- [To do]
Carry on the review of Haroun and the Sea of Stories from its final sentence, writing the paragraph that comes next.

Start of Supplied text

Monday, December 16, 2019
Palestine by Joe Sacco
Sunday, December 15, 2019
Haroun and the Sea of Stories by Salman Rushdie
Salman Rushdie’s reputation as a writer is popularly defined by two books – The Midnight’s Children and The Satanic Verses. The Midnight’s Children fetched him the Booker Prize in the year of its release and later, the Booker of Bookers and the Best of the Booker. The Satanic Verses, apart from accolades and awards, fetched him a fatwa calling for his assassination. This brought him fame that extended far beyond the literary circles. For an evolved reader, a Rushdie novel features as a must-read. The fainthearted reader is likely to be overwhelmed by his literary reputation and move on to a less daunting author on the bookshelf. Haroun and the Sea of Stories is the bait to reel in that hesitant reader.

End of Supplied text
Start of Stored records

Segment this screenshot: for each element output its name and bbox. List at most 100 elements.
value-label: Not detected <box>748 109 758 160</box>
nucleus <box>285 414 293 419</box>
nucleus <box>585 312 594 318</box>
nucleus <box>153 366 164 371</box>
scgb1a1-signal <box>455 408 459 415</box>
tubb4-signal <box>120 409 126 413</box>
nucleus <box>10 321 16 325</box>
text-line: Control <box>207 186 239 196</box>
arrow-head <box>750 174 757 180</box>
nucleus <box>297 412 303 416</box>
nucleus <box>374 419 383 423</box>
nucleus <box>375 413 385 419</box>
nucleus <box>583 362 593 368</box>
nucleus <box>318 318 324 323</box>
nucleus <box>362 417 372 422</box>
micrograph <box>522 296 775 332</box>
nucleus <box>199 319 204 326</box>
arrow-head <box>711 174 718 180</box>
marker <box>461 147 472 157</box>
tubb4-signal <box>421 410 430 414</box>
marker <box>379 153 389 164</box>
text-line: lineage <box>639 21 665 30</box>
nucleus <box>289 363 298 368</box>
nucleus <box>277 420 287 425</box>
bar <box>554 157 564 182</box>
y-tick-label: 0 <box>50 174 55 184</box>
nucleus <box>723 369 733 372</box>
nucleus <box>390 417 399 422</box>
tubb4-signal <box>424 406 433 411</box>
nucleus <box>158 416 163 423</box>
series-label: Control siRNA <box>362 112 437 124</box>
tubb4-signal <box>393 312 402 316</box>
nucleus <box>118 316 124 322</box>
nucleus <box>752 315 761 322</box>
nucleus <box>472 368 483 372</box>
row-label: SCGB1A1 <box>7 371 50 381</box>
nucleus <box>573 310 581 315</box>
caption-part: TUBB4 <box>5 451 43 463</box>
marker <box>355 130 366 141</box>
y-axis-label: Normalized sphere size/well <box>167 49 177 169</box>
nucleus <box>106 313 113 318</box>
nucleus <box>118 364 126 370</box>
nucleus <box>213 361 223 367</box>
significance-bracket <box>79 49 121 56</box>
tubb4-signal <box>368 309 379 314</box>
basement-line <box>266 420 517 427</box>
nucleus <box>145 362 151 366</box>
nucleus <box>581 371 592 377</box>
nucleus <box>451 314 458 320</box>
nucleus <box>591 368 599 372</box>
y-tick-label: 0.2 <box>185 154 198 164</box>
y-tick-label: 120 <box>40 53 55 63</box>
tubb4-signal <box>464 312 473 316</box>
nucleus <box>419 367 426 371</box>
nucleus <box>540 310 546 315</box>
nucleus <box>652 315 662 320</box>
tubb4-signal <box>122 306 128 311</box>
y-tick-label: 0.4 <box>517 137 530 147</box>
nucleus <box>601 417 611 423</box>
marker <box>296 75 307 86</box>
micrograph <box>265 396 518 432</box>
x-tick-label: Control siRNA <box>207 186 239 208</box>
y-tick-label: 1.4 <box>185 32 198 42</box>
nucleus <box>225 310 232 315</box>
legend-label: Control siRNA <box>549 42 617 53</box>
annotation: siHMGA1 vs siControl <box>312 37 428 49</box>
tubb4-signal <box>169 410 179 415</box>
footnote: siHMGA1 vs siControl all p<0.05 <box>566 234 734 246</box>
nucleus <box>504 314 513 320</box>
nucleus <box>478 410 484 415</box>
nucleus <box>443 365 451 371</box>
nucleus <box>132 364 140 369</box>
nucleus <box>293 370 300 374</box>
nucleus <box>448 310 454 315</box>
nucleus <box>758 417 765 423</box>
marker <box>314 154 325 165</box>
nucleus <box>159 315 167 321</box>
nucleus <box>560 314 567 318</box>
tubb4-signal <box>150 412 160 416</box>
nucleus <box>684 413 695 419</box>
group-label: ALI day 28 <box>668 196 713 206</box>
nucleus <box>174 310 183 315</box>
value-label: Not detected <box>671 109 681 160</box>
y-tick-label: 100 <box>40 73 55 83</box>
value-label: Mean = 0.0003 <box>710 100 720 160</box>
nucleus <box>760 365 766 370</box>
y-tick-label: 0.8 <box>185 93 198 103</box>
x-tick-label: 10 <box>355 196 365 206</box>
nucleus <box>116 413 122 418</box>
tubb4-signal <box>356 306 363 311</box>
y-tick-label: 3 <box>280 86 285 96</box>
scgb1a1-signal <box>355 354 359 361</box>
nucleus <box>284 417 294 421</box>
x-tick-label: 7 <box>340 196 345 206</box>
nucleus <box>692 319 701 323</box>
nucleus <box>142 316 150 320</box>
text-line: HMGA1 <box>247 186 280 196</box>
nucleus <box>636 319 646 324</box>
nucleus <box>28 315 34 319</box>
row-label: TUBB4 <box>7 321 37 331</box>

End of Stored records

- [The reply]
Twelve-year old Haroun is leading a pretty nondescript existence in his hometown with his mother and his storyteller father Rashid. When his mother is seduced by the neighbour and leaves them, his father loses his gift of the gab. A storyteller who can say nothing more than ark, ark, ark is a storyteller without a job. An unexpected turn of events leads father and son to the Sea of Stories. Khattam-Shud, the evil ruler of the Kingdom of Chup is planning to plug the Story Source at the bottom of the Sea of Stories. If he succeeds, the sea will be silenced forever. Haroun and his new friends Iff, Mali – the gardener of stories, Butt the Hoopoe, and others must find a way to foil his evil plot. On the other hand, the neighbouring Kingdom of Gup is preparing to declare war against Chup to recapture Princess Batcheat, the betrothed of Prince Bolo of Gup. Haroun and his friends join forces with the Gup army led by General Kitab and storm the fortress of Chup. Will Haroun be able to help his friends in this mystical land? And what about his own life? Will he return home and have a happy end to his story?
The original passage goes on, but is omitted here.